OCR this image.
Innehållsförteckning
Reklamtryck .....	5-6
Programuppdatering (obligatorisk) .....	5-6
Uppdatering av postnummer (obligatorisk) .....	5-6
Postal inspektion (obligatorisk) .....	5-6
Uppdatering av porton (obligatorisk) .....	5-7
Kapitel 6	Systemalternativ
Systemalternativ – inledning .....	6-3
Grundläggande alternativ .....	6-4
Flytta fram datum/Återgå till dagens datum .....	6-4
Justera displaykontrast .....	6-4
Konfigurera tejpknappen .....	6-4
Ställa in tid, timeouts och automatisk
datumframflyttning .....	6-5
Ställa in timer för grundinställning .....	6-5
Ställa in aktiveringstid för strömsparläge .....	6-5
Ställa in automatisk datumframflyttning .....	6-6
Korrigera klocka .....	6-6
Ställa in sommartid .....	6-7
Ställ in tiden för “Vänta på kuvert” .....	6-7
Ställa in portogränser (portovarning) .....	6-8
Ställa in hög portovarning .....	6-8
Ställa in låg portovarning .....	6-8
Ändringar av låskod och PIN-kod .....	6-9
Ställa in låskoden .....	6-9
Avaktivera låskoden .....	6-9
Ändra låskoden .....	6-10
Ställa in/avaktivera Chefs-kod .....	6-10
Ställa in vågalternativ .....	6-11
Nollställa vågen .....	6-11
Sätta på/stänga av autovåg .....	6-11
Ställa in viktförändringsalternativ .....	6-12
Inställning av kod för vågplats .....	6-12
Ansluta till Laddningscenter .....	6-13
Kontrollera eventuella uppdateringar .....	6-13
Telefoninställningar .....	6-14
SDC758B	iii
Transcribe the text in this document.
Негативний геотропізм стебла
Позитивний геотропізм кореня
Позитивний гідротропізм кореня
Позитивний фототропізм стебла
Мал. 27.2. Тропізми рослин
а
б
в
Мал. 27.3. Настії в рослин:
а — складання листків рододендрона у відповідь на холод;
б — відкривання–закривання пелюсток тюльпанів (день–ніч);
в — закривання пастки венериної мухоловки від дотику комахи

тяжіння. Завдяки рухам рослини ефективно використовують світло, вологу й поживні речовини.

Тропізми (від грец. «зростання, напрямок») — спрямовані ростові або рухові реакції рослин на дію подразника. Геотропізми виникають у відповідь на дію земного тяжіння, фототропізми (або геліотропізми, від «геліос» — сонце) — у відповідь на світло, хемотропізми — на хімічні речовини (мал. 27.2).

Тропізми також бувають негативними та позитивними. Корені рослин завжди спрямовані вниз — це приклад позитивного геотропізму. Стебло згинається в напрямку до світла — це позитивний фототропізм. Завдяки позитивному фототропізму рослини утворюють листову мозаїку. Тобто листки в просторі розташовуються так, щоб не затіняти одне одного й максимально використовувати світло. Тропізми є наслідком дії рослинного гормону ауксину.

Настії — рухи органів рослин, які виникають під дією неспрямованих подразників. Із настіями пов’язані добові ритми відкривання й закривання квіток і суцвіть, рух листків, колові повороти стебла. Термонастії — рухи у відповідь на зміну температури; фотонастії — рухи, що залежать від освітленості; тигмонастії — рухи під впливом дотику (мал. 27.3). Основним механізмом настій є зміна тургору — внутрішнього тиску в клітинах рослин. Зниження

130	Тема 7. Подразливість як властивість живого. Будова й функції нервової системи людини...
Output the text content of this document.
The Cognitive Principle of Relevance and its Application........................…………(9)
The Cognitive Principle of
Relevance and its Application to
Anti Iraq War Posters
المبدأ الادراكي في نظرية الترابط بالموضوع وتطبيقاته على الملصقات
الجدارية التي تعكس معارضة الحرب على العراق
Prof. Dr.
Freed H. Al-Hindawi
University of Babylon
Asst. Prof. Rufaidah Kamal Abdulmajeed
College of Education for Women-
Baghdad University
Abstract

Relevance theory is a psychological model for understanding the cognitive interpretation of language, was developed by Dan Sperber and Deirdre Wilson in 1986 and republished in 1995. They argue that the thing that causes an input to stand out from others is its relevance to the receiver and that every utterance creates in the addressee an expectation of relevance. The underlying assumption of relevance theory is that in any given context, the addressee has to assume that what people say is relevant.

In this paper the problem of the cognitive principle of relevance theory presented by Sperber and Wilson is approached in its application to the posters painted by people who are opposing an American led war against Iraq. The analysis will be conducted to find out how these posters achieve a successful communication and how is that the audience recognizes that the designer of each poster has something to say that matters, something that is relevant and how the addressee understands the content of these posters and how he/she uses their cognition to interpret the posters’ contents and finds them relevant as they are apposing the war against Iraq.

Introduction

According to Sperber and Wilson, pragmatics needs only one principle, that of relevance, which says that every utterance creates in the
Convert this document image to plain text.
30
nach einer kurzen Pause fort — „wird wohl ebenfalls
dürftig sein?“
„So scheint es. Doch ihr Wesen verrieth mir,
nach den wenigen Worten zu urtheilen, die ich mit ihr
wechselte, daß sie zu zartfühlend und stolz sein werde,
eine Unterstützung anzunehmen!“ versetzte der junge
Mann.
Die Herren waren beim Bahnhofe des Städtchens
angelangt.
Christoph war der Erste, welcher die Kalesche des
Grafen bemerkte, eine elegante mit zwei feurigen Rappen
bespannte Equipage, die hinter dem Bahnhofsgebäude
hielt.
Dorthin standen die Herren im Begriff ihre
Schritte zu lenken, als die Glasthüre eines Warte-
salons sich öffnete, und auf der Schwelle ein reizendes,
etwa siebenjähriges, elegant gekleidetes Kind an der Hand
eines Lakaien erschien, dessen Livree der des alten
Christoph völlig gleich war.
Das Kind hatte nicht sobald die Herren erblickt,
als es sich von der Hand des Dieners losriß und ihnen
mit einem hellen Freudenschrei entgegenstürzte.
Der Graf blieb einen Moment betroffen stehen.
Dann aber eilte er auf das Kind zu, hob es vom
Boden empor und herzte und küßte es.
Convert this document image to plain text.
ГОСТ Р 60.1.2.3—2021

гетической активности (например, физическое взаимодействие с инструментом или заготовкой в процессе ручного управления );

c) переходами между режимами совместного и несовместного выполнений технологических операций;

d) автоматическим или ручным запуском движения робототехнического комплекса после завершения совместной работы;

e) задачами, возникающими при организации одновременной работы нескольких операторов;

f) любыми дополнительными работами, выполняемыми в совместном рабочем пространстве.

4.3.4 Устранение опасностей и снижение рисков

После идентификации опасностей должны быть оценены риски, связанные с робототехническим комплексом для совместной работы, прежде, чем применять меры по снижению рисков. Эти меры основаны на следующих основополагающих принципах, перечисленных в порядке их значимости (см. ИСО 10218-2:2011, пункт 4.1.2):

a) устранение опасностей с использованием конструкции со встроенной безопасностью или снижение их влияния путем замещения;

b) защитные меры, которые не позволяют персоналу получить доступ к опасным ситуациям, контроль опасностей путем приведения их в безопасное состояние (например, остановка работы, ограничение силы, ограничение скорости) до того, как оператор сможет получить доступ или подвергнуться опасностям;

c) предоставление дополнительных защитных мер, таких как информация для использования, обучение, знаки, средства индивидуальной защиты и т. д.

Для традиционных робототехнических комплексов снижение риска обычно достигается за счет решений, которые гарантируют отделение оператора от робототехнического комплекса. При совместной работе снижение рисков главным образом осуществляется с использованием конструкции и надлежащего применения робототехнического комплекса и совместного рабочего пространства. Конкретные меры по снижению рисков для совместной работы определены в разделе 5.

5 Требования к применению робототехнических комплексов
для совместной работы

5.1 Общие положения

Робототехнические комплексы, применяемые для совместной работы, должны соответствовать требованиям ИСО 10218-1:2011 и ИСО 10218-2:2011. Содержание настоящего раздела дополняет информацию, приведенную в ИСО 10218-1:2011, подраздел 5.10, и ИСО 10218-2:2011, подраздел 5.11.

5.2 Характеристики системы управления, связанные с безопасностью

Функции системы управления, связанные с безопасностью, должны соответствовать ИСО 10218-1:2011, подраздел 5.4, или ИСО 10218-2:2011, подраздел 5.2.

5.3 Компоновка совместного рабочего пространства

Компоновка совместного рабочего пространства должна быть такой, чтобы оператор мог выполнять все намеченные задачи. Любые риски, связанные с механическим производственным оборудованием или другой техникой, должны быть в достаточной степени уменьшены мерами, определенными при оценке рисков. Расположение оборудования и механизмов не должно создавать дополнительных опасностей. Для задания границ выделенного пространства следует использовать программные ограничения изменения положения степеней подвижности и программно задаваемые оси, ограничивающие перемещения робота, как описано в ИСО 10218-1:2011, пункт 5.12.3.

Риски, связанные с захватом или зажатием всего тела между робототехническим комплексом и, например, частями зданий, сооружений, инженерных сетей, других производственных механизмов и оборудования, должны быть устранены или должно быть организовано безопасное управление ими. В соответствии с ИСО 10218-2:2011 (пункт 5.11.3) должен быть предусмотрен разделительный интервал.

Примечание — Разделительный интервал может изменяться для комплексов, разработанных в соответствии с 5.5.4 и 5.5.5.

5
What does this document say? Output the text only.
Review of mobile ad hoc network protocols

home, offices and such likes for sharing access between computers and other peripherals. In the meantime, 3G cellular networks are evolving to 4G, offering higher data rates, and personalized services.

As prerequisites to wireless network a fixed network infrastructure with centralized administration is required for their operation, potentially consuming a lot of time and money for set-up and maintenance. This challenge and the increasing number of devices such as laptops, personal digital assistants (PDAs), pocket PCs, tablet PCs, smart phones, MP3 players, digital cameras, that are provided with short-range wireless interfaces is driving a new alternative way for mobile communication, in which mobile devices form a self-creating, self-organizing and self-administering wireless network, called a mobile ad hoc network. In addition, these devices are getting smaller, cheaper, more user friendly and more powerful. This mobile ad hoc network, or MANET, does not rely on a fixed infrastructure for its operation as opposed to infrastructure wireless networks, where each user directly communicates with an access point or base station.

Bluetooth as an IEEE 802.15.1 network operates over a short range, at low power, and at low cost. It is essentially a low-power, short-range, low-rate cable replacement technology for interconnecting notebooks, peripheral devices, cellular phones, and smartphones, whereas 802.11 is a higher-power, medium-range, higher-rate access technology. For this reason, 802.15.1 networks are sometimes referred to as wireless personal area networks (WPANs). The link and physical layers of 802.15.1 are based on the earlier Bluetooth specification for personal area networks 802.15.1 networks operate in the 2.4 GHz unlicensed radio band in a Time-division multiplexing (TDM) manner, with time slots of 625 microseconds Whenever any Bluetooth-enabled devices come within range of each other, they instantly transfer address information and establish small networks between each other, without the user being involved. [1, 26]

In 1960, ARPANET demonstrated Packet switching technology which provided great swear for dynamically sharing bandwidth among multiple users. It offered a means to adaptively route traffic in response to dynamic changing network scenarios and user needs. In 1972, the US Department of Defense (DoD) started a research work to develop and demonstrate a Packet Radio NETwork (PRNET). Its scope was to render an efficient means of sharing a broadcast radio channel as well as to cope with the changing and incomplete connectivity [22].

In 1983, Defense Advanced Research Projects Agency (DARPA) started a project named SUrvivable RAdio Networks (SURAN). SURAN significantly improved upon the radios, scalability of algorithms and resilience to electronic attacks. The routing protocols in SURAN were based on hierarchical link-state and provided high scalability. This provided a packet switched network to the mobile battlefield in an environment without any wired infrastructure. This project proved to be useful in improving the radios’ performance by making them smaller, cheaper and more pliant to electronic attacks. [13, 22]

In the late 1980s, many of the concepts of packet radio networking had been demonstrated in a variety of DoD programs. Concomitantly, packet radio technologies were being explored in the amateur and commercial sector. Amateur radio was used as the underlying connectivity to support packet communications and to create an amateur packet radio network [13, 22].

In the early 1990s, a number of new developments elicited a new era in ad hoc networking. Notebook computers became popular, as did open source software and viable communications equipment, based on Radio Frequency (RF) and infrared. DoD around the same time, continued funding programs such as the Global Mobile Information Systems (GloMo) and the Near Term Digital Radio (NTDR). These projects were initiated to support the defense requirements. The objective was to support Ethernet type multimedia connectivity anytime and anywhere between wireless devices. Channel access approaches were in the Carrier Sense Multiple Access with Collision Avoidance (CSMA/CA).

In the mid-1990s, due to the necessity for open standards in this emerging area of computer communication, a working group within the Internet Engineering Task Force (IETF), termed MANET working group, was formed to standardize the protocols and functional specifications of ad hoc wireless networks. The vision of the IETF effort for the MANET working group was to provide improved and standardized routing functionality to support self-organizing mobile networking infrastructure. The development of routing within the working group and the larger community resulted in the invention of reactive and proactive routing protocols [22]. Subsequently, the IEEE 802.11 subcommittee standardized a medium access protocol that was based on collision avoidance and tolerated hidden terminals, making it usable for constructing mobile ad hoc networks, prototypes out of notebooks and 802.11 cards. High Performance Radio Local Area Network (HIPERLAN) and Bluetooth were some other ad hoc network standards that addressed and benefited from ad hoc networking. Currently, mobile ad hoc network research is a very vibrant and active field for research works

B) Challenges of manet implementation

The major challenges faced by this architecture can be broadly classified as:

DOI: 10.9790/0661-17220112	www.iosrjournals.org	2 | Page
^^^^
• Task to carry out: Look through the data and show every line containing "portovarning".

• Reply:
Ställa in portogränser (portovarning) .....	6-8
Ställa in hög portovarning .....	6-8
Ställa in låg portovarning .....	6-8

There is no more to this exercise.